WHAT TO PRODUCE.
Return the entries verbatim and drop every picture.

>> Start

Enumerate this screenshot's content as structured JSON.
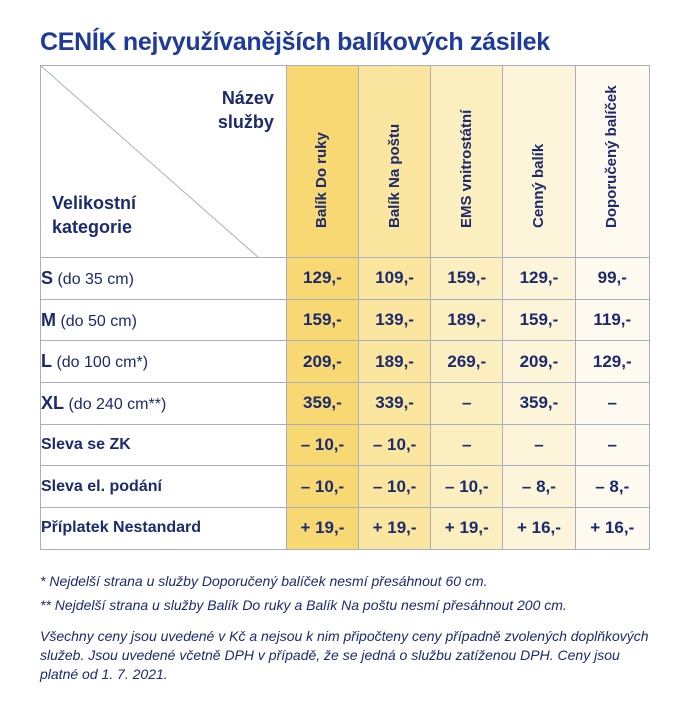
{
  "title": "CENÍK nejvyužívanějších balíkových zásilek",
  "header": {
    "name_label_line1": "Název",
    "name_label_line2": "služby",
    "category_label_line1": "Velikostní",
    "category_label_line2": "kategorie",
    "services": [
      "Balík Do ruky",
      "Balík Na poštu",
      "EMS vnitrostátní",
      "Cenný balík",
      "Doporučený balíček"
    ]
  },
  "rows": [
    {
      "label_bold": "S",
      "label_rest": " (do 35 cm)",
      "values": [
        "129,-",
        "109,-",
        "159,-",
        "129,-",
        "99,-"
      ]
    },
    {
      "label_bold": "M",
      "label_rest": " (do 50 cm)",
      "values": [
        "159,-",
        "139,-",
        "189,-",
        "159,-",
        "119,-"
      ]
    },
    {
      "label_bold": "L",
      "label_rest": " (do 100 cm*)",
      "values": [
        "209,-",
        "189,-",
        "269,-",
        "209,-",
        "129,-"
      ]
    },
    {
      "label_bold": "XL",
      "label_rest": " (do 240 cm**)",
      "values": [
        "359,-",
        "339,-",
        "–",
        "359,-",
        "–"
      ]
    },
    {
      "label_bold": "Sleva se ZK",
      "label_rest": "",
      "values": [
        "– 10,-",
        "– 10,-",
        "–",
        "–",
        "–"
      ]
    },
    {
      "label_bold": "Sleva el. podání",
      "label_rest": "",
      "values": [
        "– 10,-",
        "– 10,-",
        "– 10,-",
        "– 8,-",
        "– 8,-"
      ]
    },
    {
      "label_bold": "Příplatek Nestandard",
      "label_rest": "",
      "values": [
        "+ 19,-",
        "+ 19,-",
        "+ 19,-",
        "+ 16,-",
        "+ 16,-"
      ]
    }
  ],
  "notes": {
    "note1": "* Nejdelší strana u služby Doporučený balíček nesmí přesáhnout 60 cm.",
    "note2": "** Nejdelší strana u služby Balík Do ruky a Balík Na poštu nesmí přesáhnout 200 cm.",
    "note3": "Všechny ceny jsou uvedené v Kč a nejsou k nim připočteny ceny případně zvolených do­plňkových služeb. Jsou uvedené včetně DPH v případě, že se jedná o službu zatíženou DPH. Ceny jsou platné od 1. 7. 2021."
  }
}
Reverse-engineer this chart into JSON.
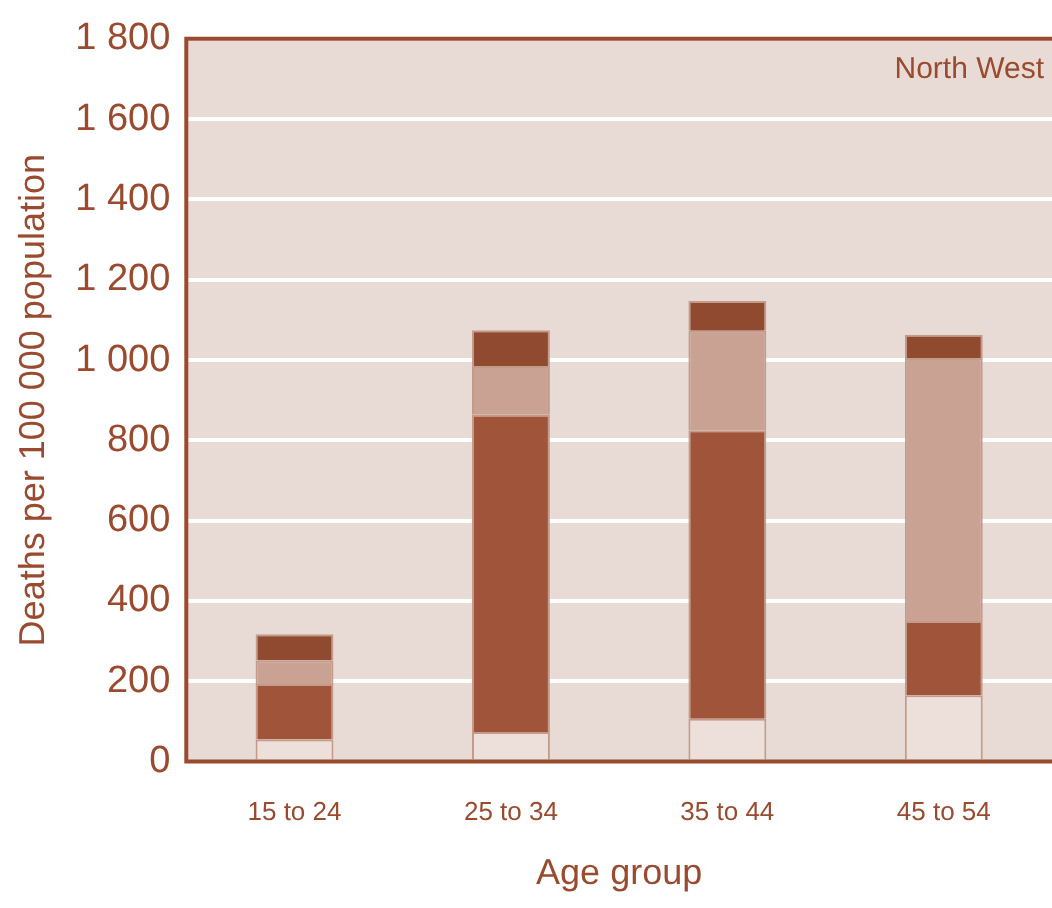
{
  "chart_data": {
    "type": "bar",
    "stacked": true,
    "xlabel": "Age group",
    "ylabel": "Deaths per 100 000 population",
    "annotations": [
      "North West"
    ],
    "categories": [
      "15 to 24",
      "25 to 34",
      "35 to 44",
      "45 to 54"
    ],
    "series": [
      {
        "color": "#ede0da",
        "values": [
          55,
          74,
          107,
          165
        ]
      },
      {
        "color": "#a0553a",
        "values": [
          138,
          790,
          718,
          185
        ]
      },
      {
        "color": "#c9a293",
        "values": [
          59,
          121,
          248,
          655
        ]
      },
      {
        "color": "#8f4a30",
        "values": [
          65,
          89,
          74,
          58
        ]
      }
    ],
    "ylim": [
      0,
      1800
    ],
    "yticks": [
      0,
      200,
      400,
      600,
      800,
      {
        "value": 1000,
        "label": "1 000"
      },
      {
        "value": 1200,
        "label": "1 200"
      },
      {
        "value": 1400,
        "label": "1 400"
      },
      {
        "value": 1600,
        "label": "1 600"
      },
      {
        "value": 1800,
        "label": "1 800"
      }
    ],
    "grid": "y"
  }
}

>> End

SOLUTION TO THIS TASK.
Enumerate this screenshot's content as structured JSON.
{
  "title": "CENÍK nejvyužívanějších balíkových zásilek",
  "header": {
    "name_label_line1": "Název",
    "name_label_line2": "služby",
    "category_label_line1": "Velikostní",
    "category_label_line2": "kategorie",
    "services": [
      "Balík Do ruky",
      "Balík Na poštu",
      "EMS vnitrostátní",
      "Cenný balík",
      "Doporučený balíček"
    ]
  },
  "rows": [
    {
      "label_bold": "S",
      "label_rest": " (do 35 cm)",
      "values": [
        "129,-",
        "109,-",
        "159,-",
        "129,-",
        "99,-"
      ]
    },
    {
      "label_bold": "M",
      "label_rest": " (do 50 cm)",
      "values": [
        "159,-",
        "139,-",
        "189,-",
        "159,-",
        "119,-"
      ]
    },
    {
      "label_bold": "L",
      "label_rest": " (do 100 cm*)",
      "values": [
        "209,-",
        "189,-",
        "269,-",
        "209,-",
        "129,-"
      ]
    },
    {
      "label_bold": "XL",
      "label_rest": " (do 240 cm**)",
      "values": [
        "359,-",
        "339,-",
        "–",
        "359,-",
        "–"
      ]
    },
    {
      "label_bold": "Sleva se ZK",
      "label_rest": "",
      "values": [
        "– 10,-",
        "– 10,-",
        "–",
        "–",
        "–"
      ]
    },
    {
      "label_bold": "Sleva el. podání",
      "label_rest": "",
      "values": [
        "– 10,-",
        "– 10,-",
        "– 10,-",
        "– 8,-",
        "– 8,-"
      ]
    },
    {
      "label_bold": "Příplatek Nestandard",
      "label_rest": "",
      "values": [
        "+ 19,-",
        "+ 19,-",
        "+ 19,-",
        "+ 16,-",
        "+ 16,-"
      ]
    }
  ],
  "notes": {
    "note1": "* Nejdelší strana u služby Doporučený balíček nesmí přesáhnout 60 cm.",
    "note2": "** Nejdelší strana u služby Balík Do ruky a Balík Na poštu nesmí přesáhnout 200 cm.",
    "note3": "Všechny ceny jsou uvedené v Kč a nejsou k nim připočteny ceny případně zvolených do­plňkových služeb. Jsou uvedené včetně DPH v případě, že se jedná o službu zatíženou DPH. Ceny jsou platné od 1. 7. 2021."
  }
}
Reverse-engineer this chart into JSON.
{
  "chart_data": {
    "type": "bar",
    "stacked": true,
    "xlabel": "Age group",
    "ylabel": "Deaths per 100 000 population",
    "annotations": [
      "North West"
    ],
    "categories": [
      "15 to 24",
      "25 to 34",
      "35 to 44",
      "45 to 54"
    ],
    "series": [
      {
        "color": "#ede0da",
        "values": [
          55,
          74,
          107,
          165
        ]
      },
      {
        "color": "#a0553a",
        "values": [
          138,
          790,
          718,
          185
        ]
      },
      {
        "color": "#c9a293",
        "values": [
          59,
          121,
          248,
          655
        ]
      },
      {
        "color": "#8f4a30",
        "values": [
          65,
          89,
          74,
          58
        ]
      }
    ],
    "ylim": [
      0,
      1800
    ],
    "yticks": [
      0,
      200,
      400,
      600,
      800,
      {
        "value": 1000,
        "label": "1 000"
      },
      {
        "value": 1200,
        "label": "1 200"
      },
      {
        "value": 1400,
        "label": "1 400"
      },
      {
        "value": 1600,
        "label": "1 600"
      },
      {
        "value": 1800,
        "label": "1 800"
      }
    ],
    "grid": "y"
  }
}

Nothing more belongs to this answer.